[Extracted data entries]
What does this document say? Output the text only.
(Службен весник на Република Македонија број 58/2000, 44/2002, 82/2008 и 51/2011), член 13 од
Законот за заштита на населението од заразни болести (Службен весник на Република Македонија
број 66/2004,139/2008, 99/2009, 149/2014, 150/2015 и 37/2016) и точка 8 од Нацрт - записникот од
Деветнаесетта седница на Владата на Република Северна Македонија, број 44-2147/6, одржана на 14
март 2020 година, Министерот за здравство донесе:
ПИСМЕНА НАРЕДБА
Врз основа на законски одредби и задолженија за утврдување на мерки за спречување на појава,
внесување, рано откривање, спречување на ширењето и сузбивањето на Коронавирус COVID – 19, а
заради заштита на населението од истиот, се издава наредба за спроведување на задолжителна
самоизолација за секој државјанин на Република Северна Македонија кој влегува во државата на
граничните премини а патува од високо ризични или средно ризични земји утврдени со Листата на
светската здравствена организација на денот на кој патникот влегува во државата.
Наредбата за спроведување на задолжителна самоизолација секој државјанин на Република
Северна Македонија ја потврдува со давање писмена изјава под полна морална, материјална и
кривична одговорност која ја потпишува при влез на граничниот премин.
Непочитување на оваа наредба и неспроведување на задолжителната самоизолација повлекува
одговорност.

» **Written request**: Identify the lines above with the word "заштита". Copy them.

» **Task output**:
Законот за заштита на населението од заразни болести (Службен весник на Република Македонија
заради заштита на населението од истиот, се издава наредба за спроведување на задолжителна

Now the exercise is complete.